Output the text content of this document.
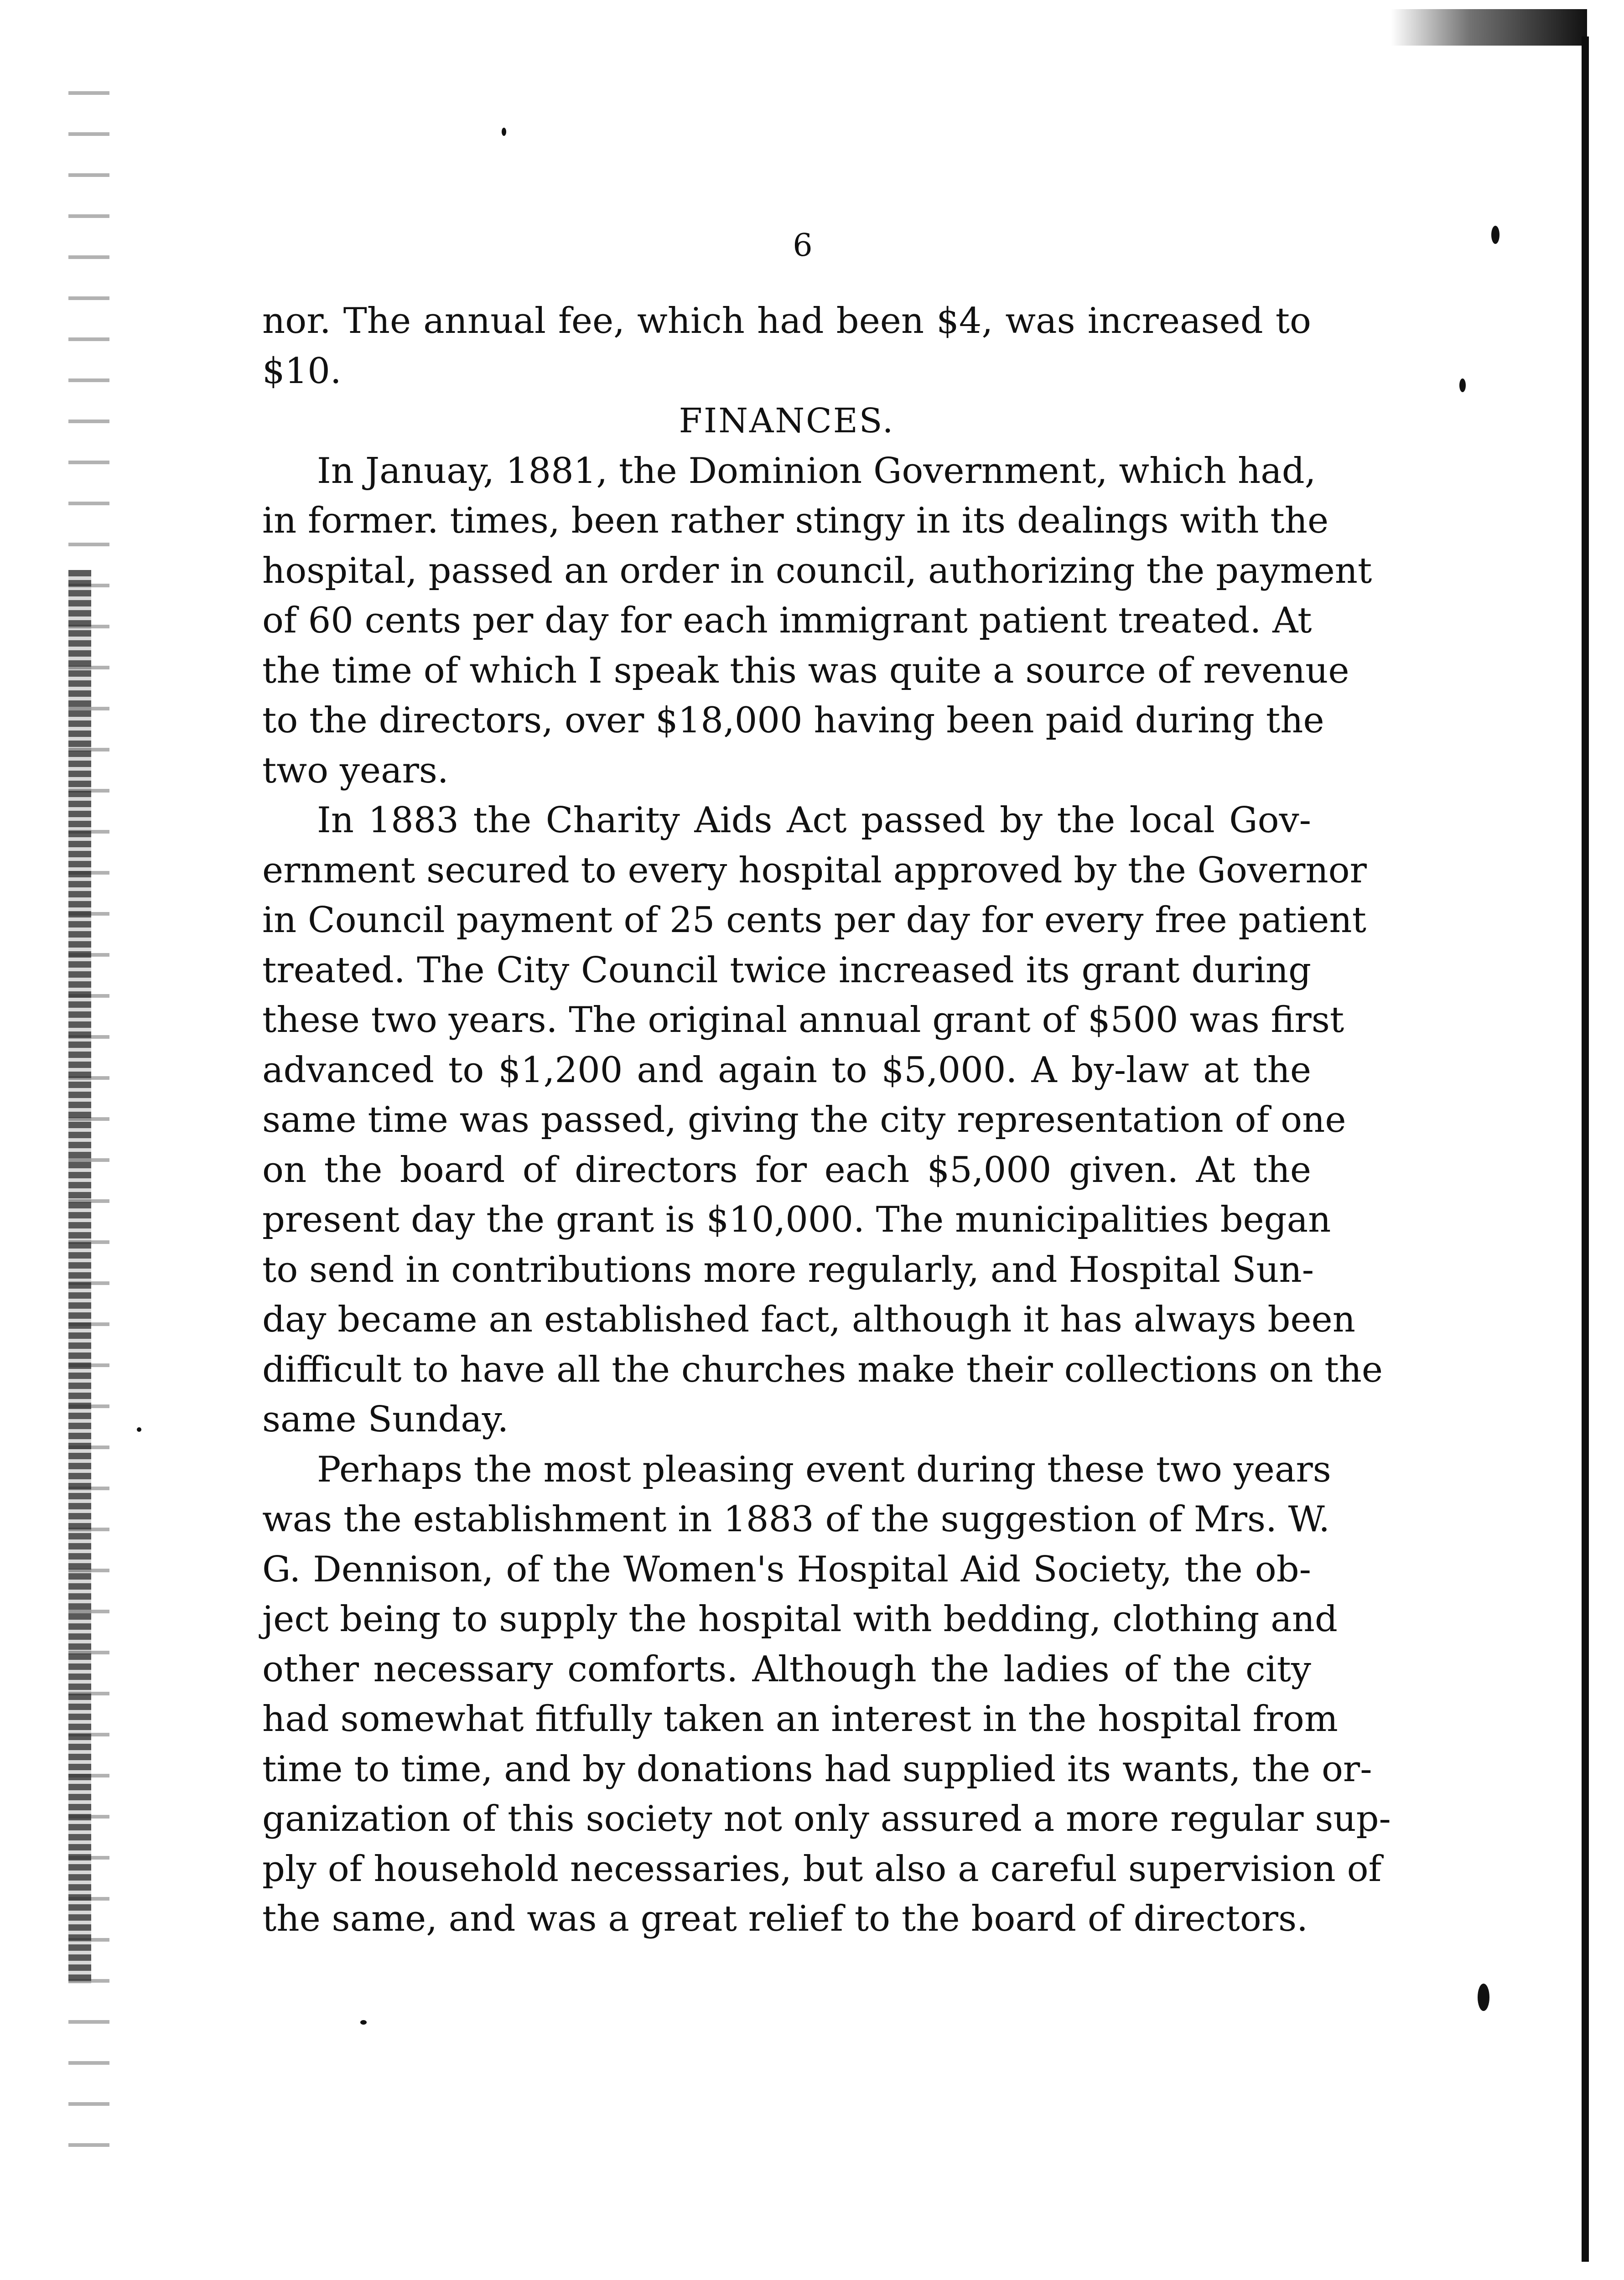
6
nor. The annual fee, which had been $4, was increased to
$10.
FINANCES.
In Januay, 1881, the Dominion Government, which had,
in former. times, been rather stingy in its dealings with the
hospital, passed an order in council, authorizing the payment
of 60 cents per day for each immigrant patient treated. At
the time of which I speak this was quite a source of revenue
to the directors, over $18,000 having been paid during the
two years.
In 1883 the Charity Aids Act passed by the local Gov-
ernment secured to every hospital approved by the Governor
in Council payment of 25 cents per day for every free patient
treated. The City Council twice increased its grant during
these two years. The original annual grant of $500 was first
advanced to $1,200 and again to $5,000. A by-law at the
same time was passed, giving the city representation of one
on the board of directors for each $5,000 given. At the
present day the grant is $10,000. The municipalities began
to send in contributions more regularly, and Hospital Sun-
day became an established fact, although it has always been
difficult to have all the churches make their collections on the
same Sunday.
Perhaps the most pleasing event during these two years
was the establishment in 1883 of the suggestion of Mrs. W.
G. Dennison, of the Women's Hospital Aid Society, the ob-
ject being to supply the hospital with bedding, clothing and
other necessary comforts. Although the ladies of the city
had somewhat fitfully taken an interest in the hospital from
time to time, and by donations had supplied its wants, the or-
ganization of this society not only assured a more regular sup-
ply of household necessaries, but also a careful supervision of
the same, and was a great relief to the board of directors.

|---|

Write the number of lines containing the word "passed" and nothing besides it.

3